→ Source data:
Begin

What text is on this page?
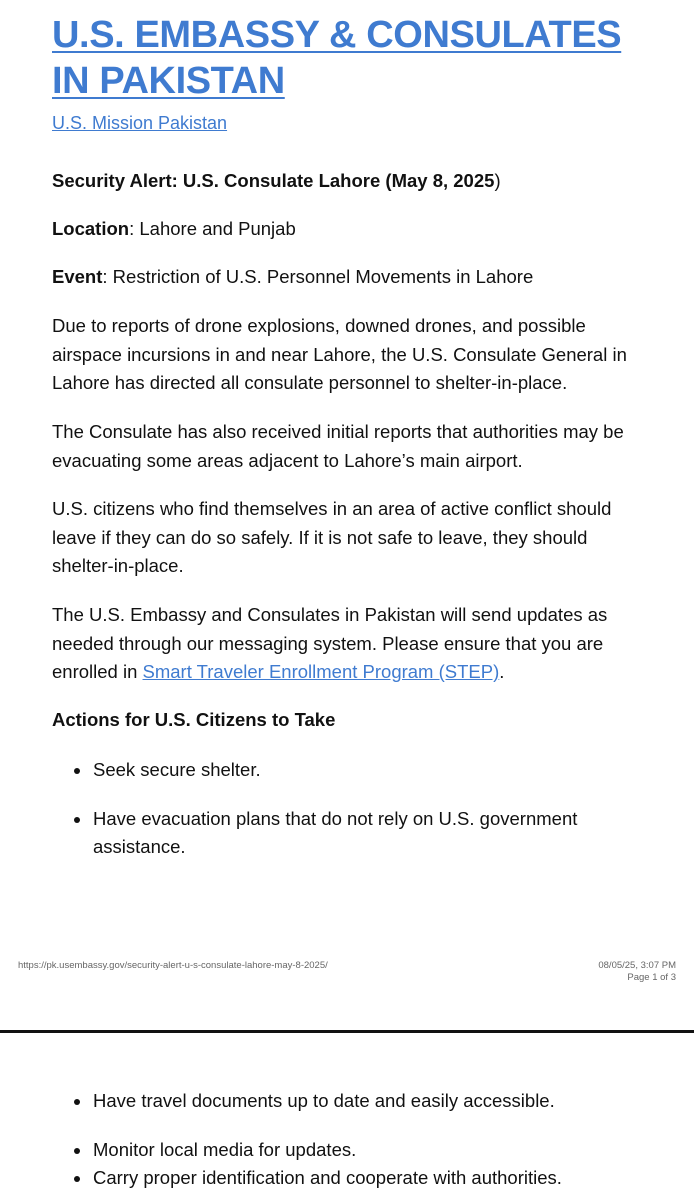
U.S. EMBASSY & CONSULATES IN PAKISTAN
U.S. Mission Pakistan

Security Alert: U.S. Consulate Lahore (May 8, 2025)

Location: Lahore and Punjab

Event: Restriction of U.S. Personnel Movements in Lahore

Due to reports of drone explosions, downed drones, and possible airspace incursions in and near Lahore, the U.S. Consulate General in Lahore has directed all consulate personnel to shelter-in-place.

The Consulate has also received initial reports that authorities may be evacuating some areas adjacent to Lahore’s main airport.

U.S. citizens who find themselves in an area of active conflict should leave if they can do so safely. If it is not safe to leave, they should shelter-in-place.

The U.S. Embassy and Consulates in Pakistan will send updates as needed through our messaging system. Please ensure that you are enrolled in Smart Traveler Enrollment Program (STEP).

Actions for U.S. Citizens to Take

Seek secure shelter.
Have evacuation plans that do not rely on U.S. government assistance.
https://pk.usembassy.gov/security-alert-u-s-consulate-lahore-may-8-2025/	08/05/25, 3:07 PM
Page 1 of 3
Have travel documents up to date and easily accessible.
Monitor local media for updates.
Carry proper identification and cooperate with authorities.
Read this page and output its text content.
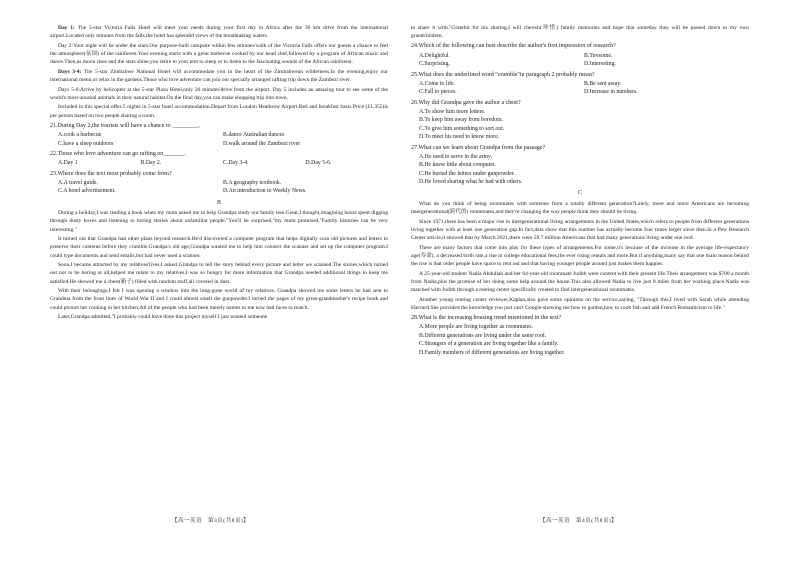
Day 1: The 5-star Victoria Falls Hotel will meet your needs during your first day in Africa after the 30 km drive from the international airport.Located only minutes from the falls,the hotel has splendid views of the breathtaking waters.

Day 2:Your night will be under the stars.Our purpose-built campsite within few minutes'walk of the Victoria Falls offers our guests a chance to feel the atmosphere(氛围) of the rainforest.Your evening starts with a great barbecue cooked by our head chef,followed by a program of African music and dance.Then,as moon rises and the stars shine,you retire to your tent to sleep or to listen to the fascinating sounds of the African rainforest.

Days 3-4: The 5-star Zimbabwe National Hotel will accommodate you in the heart of the Zimbabwean wilderness.In the evening,enjoy our international menu,or relax in the gardens.Those who love adventure can join our specially arranged rafting trip down the Zambezi river.

Days 5-6:Arrive by helicopter at the 5-star Plaza Hotel,only 20 minutes'drive from the airport. Day 5 includes an amazing tour to see some of the world's most unusual animals in their natural habitat.On the final day,you can make shopping trip into town.

Included in this special offer:5 nights in 5-star hotel accommodation.Depart from London Heathrow Airport.Bed and breakfast basis.Price (£1,355)is per person based on two people sharing a room.

21.During Day 2,the tourists will have a chance to _________.
A.cook a barbecue	B.dance Australian dances
C.have a sleep outdoors	D.walk around the Zambezi river
22.Those who love adventure can go rafting on_______.
A.Day 1	B.Day 2.	C.Day 3-4.	D.Day 5-6.
23.Where does the text most probably come from?
A.A travel guide.	B.A geography textbook.
C.A hotel advertisement.	D.An introduction to Weekly News.
B

During a holiday,I was reading a book when my mum asked me to help Grandpa study our family tree.Great,I thought,imagining hours spent digging through dusty boxes and listening to boring stories about unfamiliar people."You'll be surprised,"my mum promised,"Family histories can be very interesting."

It turned out that Grandpa had other plans beyond research.He'd discovered a computer program that helps digitally scan old pictures and letters to preserve their contents before they crumble.Grandpa's old age,Grandpa wanted me to help him connect the scanner and set up the computer program.I could type documents and send emails,but had never used a scanner.

Soon,I became attracted by my relatives'lives.I asked Grandpa to tell the story behind every picture and letter we scanned.The stories,which turned out not to be boring at all,helped me relate to my relatives.I was so hungry for more information that Grandpa needed additional things to keep me satisfied.He showed me a chest(箱子) filled with random stuff,all covered in dust.

With their belongings,I felt I was opening a window into the long-gone world of my relatives. Grandpa showed me some letters he had sent to Grandma from the front lines of World War II and I could almost smell the gunpowder.I turned the pages of my great-grandmother's recipe book and could picture her cooking in her kitchen.All of the people who had been merely names to me now had faces to match.

Later,Grandpa admitted,"I probably could have done this project myself.I just wanted someone

【高一英语　第3页(共8页)】

to share it with."Grateful for his sharing,I will cherish(珍惜) family memories and hope that someday they will be passed down to my own grandchildren.

24.Which of the following can best describe the author's first impression of research?
A.Delightful.	B.Tiresome.
C.Surprising.	D.Interesting.
25.What does the underlined word "crumble"in paragraph 2 probably mean?
A.Come to life.	B.Be sent away.
C.Fall to pieces.	D.Increase in numbers.
26.Why did Grandpa gave the author a chest?
A.To show him more letters.
B.To keep him away from boredom.
C.To give him something to sort out.
D.To meet his need to know more.
27.What can we learn about Grandpa from the passage?
A.He used to serve in the army.
B.He knew little about computer.
C.He buried the letters under gunpowder.
D.He loved sharing what he had with others.
C

What do you think of being roommates with someone from a totally different generation?Lately, more and more Americans are becoming intergenerational(跨代的) roommates,and they're changing the way people think they should be living.

Since 1971,there has been a major rise in intergenerational living arrangements in the United States,which refers to people from different generations living together with at least one generation gap.In fact,data show that this number has actually become four times larger since then.In a Pew Research Center article,it showed that by March 2021,there were 59.7 million Americans that had many generations living under one roof.

There are many factors that come into play for these types of arrangements.For some,it's because of the increase in the average life-expectancy age(寿命), a decreased birth rate,a rise in college educational fees,the ever rising rentals and more.But if anything,many say that one main reason behind the rise is that older people have space to rent out and that having younger people around just makes them happier.

A 25-year-old student Nadia Abdullah and her 64-year-old roommate Judith were content with their present life.Their arrangement was $700 a month from Nadia,plus the promise of her doing some help around the house.This also allowed Nadia to live just 8 miles from her working place.Nadia was matched with Judith through a renting center specifically created to find intergenerational roommates.

Another young renting center reviewer,Kaplan,also gave some opinions on the service,saying, "Through this,I lived with Sarah while attending Harvard.She provided the knowledge you just can't Google-showing me how to garden,how to cook fish and add French Romanticism to life."

28.What is the increasing housing trend mentioned in the text?
A.More people are living together as roommates.
B.Different generations are living under the same roof.
C.Strangers of a generation are living together like a family.
D.Family members of different generations are living together.
【高一英语　第4页(共8页)】
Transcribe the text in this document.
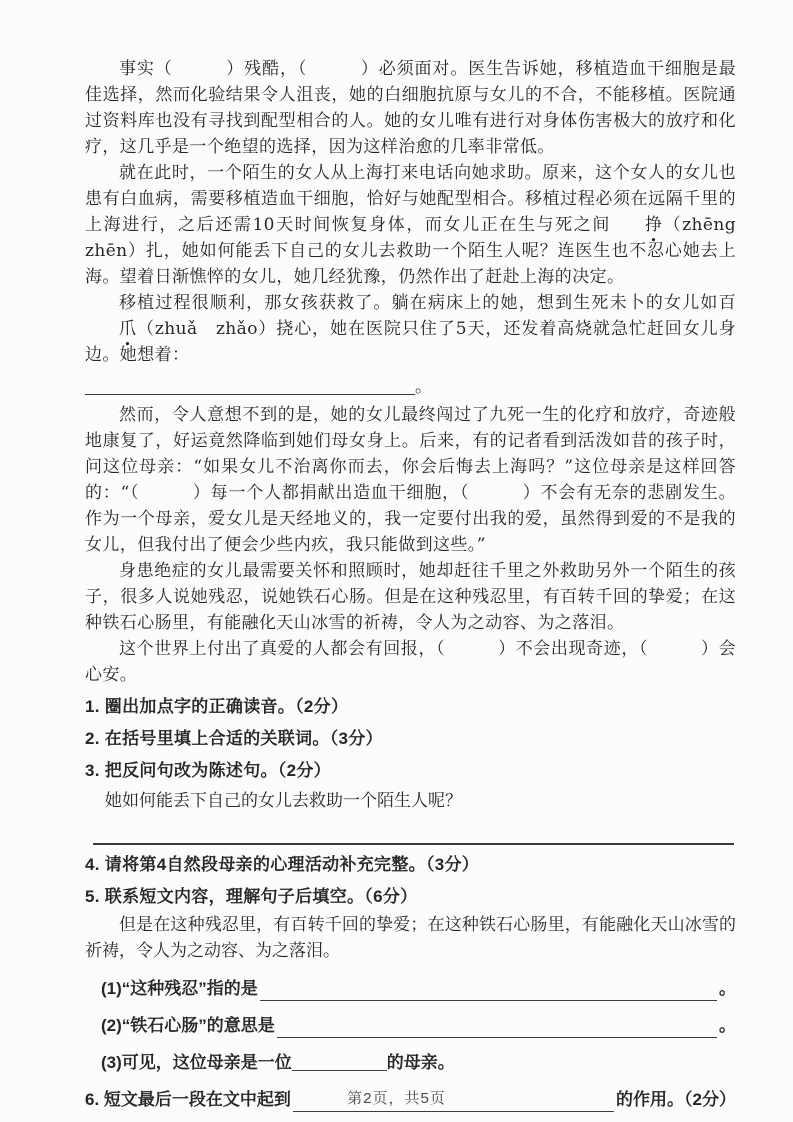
事实（　　　）残酷，（　　　）必须面对。医生告诉她，移植造血干细胞是最佳选择，然而化验结果令人沮丧，她的白细胞抗原与女儿的不合，不能移植。医院通过资料库也没有寻找到配型相合的人。她的女儿唯有进行对身体伤害极大的放疗和化疗，这几乎是一个绝望的选择，因为这样治愈的几率非常低。

就在此时，一个陌生的女人从上海打来电话向她求助。原来，这个女人的女儿也患有白血病，需要移植造血干细胞，恰好与她配型相合。移植过程必须在远隔千里的上海进行，之后还需10天时间恢复身体，而女儿正在生与死之间 挣（zhēng　zhēn）扎，她如何能丢下自己的女儿去救助一个陌生人呢？连医生也不忍心她去上海。望着日渐憔悴的女儿，她几经犹豫，仍然作出了赶赴上海的决定。

移植过程很顺利，那女孩获救了。躺在病床上的她，想到生死未卜的女儿如百爪（zhuǎ　zhǎo）挠心，她在医院只住了5天，还发着高烧就急忙赶回女儿身边。她想着：

。

然而，令人意想不到的是，她的女儿最终闯过了九死一生的化疗和放疗，奇迹般地康复了，好运竟然降临到她们母女身上。后来，有的记者看到活泼如昔的孩子时，问这位母亲：“如果女儿不治离你而去，你会后悔去上海吗？”这位母亲是这样回答的：“（　　　）每一个人都捐献出造血干细胞，（　　　）不会有无奈的悲剧发生。作为一个母亲，爱女儿是天经地义的，我一定要付出我的爱，虽然得到爱的不是我的女儿，但我付出了便会少些内疚，我只能做到这些。”

身患绝症的女儿最需要关怀和照顾时，她却赶往千里之外救助另外一个陌生的孩子，很多人说她残忍，说她铁石心肠。但是在这种残忍里，有百转千回的挚爱；在这种铁石心肠里，有能融化天山冰雪的祈祷，令人为之动容、为之落泪。

这个世界上付出了真爱的人都会有回报，（　　　）不会出现奇迹，（　　　）会心安。

1. 圈出加点字的正确读音。（2分）
2. 在括号里填上合适的关联词。（3分）
3. 把反问句改为陈述句。（2分）
她如何能丢下自己的女儿去救助一个陌生人呢？
4. 请将第4自然段母亲的心理活动补充完整。（3分）
5. 联系短文内容，理解句子后填空。（6分）

但是在这种残忍里，有百转千回的挚爱；在这种铁石心肠里，有能融化天山冰雪的祈祷，令人为之动容、为之落泪。

(1)“这种残忍”指的是	。
(2)“铁石心肠”的意思是	。
(3)可见，这位母亲是一位	的母亲。
6. 短文最后一段在文中起到	的作用。（2分）
第2页，共5页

End

→ Problem details:
Write out, exactly, each line from the one containing "Transcribe the text in this document." down to the final line of the data above. Both of those lines count, and the pictures are left out.

→ Reply to the task:
Transcribe the text in this document.
事实（　　　）残酷，（　　　）必须面对。医生告诉她，移植造血干细胞是最佳选择，然而化验结果令人沮丧，她的白细胞抗原与女儿的不合，不能移植。医院通过资料库也没有寻找到配型相合的人。她的女儿唯有进行对身体伤害极大的放疗和化疗，这几乎是一个绝望的选择，因为这样治愈的几率非常低。

就在此时，一个陌生的女人从上海打来电话向她求助。原来，这个女人的女儿也患有白血病，需要移植造血干细胞，恰好与她配型相合。移植过程必须在远隔千里的上海进行，之后还需10天时间恢复身体，而女儿正在生与死之间 挣（zhēng　zhēn）扎，她如何能丢下自己的女儿去救助一个陌生人呢？连医生也不忍心她去上海。望着日渐憔悴的女儿，她几经犹豫，仍然作出了赶赴上海的决定。

移植过程很顺利，那女孩获救了。躺在病床上的她，想到生死未卜的女儿如百爪（zhuǎ　zhǎo）挠心，她在医院只住了5天，还发着高烧就急忙赶回女儿身边。她想着：

。

然而，令人意想不到的是，她的女儿最终闯过了九死一生的化疗和放疗，奇迹般地康复了，好运竟然降临到她们母女身上。后来，有的记者看到活泼如昔的孩子时，问这位母亲：“如果女儿不治离你而去，你会后悔去上海吗？”这位母亲是这样回答的：“（　　　）每一个人都捐献出造血干细胞，（　　　）不会有无奈的悲剧发生。作为一个母亲，爱女儿是天经地义的，我一定要付出我的爱，虽然得到爱的不是我的女儿，但我付出了便会少些内疚，我只能做到这些。”

身患绝症的女儿最需要关怀和照顾时，她却赶往千里之外救助另外一个陌生的孩子，很多人说她残忍，说她铁石心肠。但是在这种残忍里，有百转千回的挚爱；在这种铁石心肠里，有能融化天山冰雪的祈祷，令人为之动容、为之落泪。

这个世界上付出了真爱的人都会有回报，（　　　）不会出现奇迹，（　　　）会心安。

1. 圈出加点字的正确读音。（2分）
2. 在括号里填上合适的关联词。（3分）
3. 把反问句改为陈述句。（2分）
她如何能丢下自己的女儿去救助一个陌生人呢？
4. 请将第4自然段母亲的心理活动补充完整。（3分）
5. 联系短文内容，理解句子后填空。（6分）

但是在这种残忍里，有百转千回的挚爱；在这种铁石心肠里，有能融化天山冰雪的祈祷，令人为之动容、为之落泪。

(1)“这种残忍”指的是	。
(2)“铁石心肠”的意思是	。
(3)可见，这位母亲是一位	的母亲。
6. 短文最后一段在文中起到	的作用。（2分）
第2页，共5页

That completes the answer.